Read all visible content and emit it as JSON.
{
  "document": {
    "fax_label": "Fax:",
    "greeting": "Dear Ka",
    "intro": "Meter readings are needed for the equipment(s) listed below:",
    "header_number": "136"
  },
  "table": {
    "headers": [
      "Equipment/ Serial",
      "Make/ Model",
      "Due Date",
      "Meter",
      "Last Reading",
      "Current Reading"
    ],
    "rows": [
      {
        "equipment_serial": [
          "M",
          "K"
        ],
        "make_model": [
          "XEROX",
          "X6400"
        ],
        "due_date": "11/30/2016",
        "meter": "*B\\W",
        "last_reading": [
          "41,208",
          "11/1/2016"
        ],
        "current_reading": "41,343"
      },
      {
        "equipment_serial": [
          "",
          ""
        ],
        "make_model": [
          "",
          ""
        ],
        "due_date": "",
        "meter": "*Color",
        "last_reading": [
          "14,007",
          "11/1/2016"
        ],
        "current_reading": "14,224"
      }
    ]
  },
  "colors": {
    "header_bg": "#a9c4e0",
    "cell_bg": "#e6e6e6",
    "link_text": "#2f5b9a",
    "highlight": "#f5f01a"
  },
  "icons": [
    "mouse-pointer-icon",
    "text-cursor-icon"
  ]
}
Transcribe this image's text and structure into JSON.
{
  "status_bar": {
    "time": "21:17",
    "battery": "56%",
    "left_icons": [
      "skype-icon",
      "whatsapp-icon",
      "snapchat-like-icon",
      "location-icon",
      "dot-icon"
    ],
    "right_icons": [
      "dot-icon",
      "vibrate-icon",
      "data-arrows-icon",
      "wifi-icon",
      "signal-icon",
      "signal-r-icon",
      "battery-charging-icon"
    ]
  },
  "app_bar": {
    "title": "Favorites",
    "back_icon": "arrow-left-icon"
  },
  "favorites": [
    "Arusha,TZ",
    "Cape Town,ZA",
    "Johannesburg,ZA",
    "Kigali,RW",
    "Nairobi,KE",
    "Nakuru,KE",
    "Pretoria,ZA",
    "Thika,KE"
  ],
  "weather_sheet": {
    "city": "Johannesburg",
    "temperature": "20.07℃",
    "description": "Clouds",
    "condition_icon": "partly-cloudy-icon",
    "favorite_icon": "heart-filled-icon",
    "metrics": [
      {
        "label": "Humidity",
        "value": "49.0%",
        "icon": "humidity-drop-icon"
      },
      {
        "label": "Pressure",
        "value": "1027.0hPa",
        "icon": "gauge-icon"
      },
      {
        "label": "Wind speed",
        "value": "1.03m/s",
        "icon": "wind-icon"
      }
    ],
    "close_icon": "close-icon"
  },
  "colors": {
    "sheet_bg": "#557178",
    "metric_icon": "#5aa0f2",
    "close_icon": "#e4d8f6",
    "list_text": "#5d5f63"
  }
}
* * *
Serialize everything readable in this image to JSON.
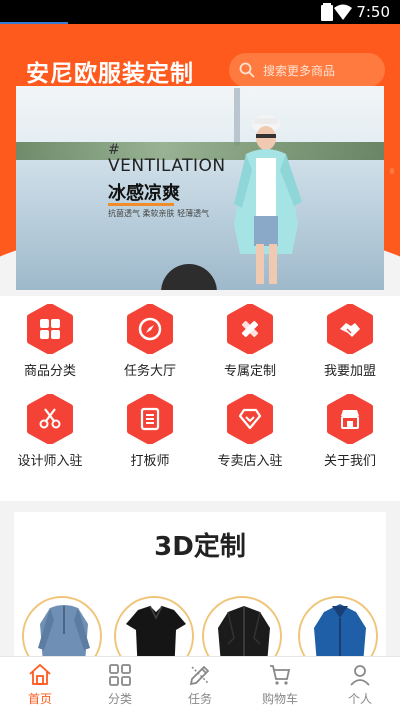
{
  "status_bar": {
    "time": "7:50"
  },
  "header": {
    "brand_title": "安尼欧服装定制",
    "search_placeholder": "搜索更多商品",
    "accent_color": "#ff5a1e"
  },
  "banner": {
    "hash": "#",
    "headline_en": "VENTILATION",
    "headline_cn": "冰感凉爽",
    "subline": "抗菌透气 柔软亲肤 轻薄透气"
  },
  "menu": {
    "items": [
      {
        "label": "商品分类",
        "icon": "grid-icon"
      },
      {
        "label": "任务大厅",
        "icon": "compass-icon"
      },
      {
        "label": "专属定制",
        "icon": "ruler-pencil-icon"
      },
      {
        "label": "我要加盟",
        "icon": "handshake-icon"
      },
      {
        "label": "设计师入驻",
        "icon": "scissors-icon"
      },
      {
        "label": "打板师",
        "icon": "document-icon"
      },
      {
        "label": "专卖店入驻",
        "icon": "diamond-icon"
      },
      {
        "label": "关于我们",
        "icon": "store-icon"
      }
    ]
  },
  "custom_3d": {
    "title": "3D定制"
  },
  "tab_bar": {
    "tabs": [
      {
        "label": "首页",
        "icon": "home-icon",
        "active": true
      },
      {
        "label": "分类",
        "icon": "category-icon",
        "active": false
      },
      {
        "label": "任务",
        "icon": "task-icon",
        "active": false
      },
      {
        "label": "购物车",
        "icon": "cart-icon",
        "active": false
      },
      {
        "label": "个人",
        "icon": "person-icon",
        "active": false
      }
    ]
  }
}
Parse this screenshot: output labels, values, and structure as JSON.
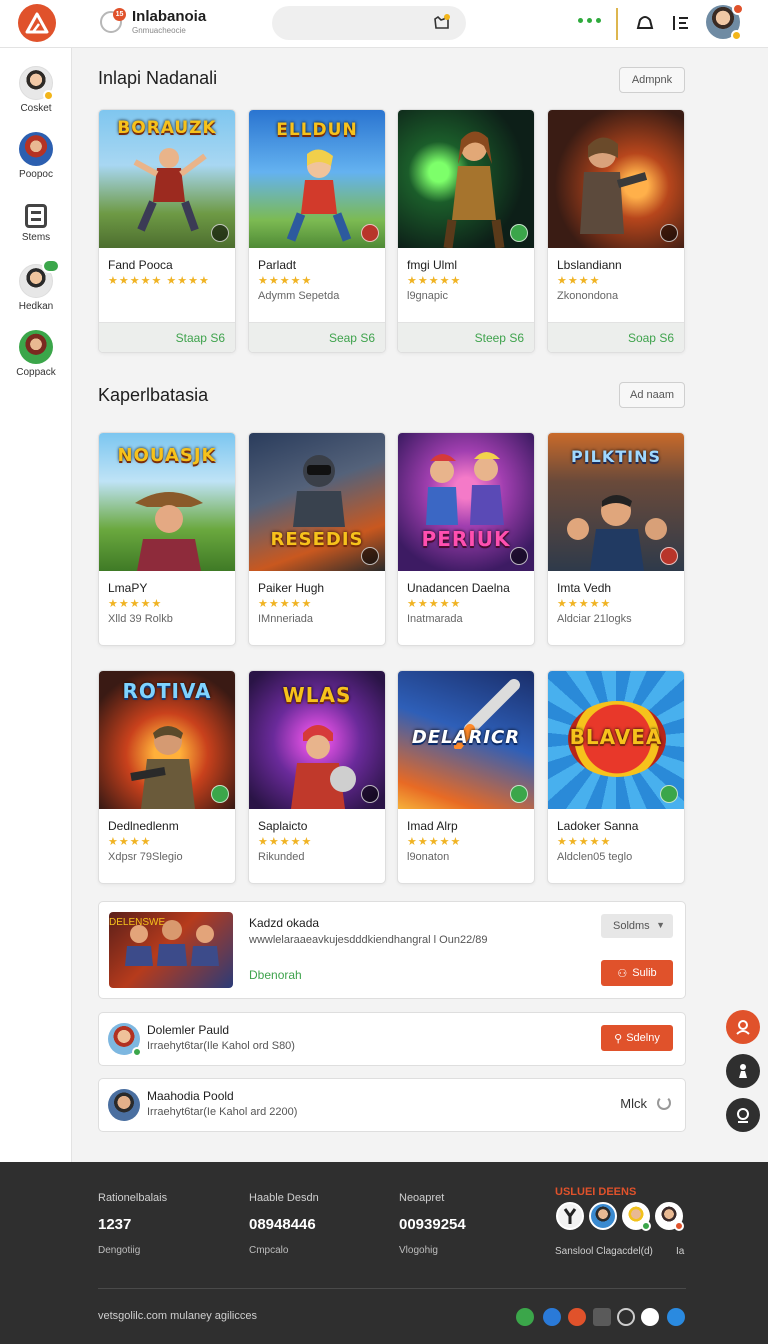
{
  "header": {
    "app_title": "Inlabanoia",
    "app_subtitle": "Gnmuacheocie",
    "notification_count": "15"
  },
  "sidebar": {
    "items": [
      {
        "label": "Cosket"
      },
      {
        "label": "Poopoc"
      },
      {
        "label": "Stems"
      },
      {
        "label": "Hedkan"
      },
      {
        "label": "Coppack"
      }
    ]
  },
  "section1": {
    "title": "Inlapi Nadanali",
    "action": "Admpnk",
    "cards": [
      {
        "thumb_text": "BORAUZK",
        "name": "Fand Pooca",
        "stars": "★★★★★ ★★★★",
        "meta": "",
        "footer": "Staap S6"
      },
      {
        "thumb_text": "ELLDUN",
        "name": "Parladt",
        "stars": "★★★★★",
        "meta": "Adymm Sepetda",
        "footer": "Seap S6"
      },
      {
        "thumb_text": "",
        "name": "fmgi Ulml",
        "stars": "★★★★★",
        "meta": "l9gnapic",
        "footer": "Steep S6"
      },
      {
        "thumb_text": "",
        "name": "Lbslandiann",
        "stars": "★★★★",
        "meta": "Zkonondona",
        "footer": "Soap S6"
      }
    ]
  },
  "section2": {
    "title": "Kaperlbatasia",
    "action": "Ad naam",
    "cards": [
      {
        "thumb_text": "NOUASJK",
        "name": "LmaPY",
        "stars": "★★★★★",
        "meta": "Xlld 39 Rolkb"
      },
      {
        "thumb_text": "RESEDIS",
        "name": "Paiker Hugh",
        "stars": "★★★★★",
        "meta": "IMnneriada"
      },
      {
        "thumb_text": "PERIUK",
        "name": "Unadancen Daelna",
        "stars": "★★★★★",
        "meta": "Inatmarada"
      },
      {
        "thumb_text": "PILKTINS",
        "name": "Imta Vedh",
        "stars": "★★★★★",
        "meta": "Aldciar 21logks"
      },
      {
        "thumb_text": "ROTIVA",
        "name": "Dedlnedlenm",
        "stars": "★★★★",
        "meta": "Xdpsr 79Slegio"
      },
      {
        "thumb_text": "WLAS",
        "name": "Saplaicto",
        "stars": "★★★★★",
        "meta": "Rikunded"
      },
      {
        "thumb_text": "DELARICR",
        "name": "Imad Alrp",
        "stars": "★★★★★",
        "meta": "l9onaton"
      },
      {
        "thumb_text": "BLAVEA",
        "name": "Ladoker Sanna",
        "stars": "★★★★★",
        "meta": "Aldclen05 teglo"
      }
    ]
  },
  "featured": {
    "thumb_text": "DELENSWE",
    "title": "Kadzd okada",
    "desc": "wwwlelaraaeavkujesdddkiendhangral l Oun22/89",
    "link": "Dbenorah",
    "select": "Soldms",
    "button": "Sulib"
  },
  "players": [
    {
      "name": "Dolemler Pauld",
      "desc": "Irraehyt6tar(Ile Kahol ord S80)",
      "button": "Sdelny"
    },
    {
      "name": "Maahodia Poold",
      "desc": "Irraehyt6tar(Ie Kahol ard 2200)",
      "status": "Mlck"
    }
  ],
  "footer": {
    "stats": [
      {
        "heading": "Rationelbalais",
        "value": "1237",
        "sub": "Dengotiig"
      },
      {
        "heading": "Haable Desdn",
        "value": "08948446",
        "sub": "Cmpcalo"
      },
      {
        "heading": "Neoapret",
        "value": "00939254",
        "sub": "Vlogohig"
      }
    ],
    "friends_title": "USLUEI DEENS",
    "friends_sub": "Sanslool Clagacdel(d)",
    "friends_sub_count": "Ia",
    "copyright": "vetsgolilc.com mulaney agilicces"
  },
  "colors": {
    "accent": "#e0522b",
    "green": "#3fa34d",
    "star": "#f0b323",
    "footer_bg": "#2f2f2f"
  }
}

### What is required:
Gather each line in these records that contains the string "structure".

### Solution to this problem:
Transcribe this image's text and structure into JSON.
Parse this screenshot: output labels, values, and structure as JSON.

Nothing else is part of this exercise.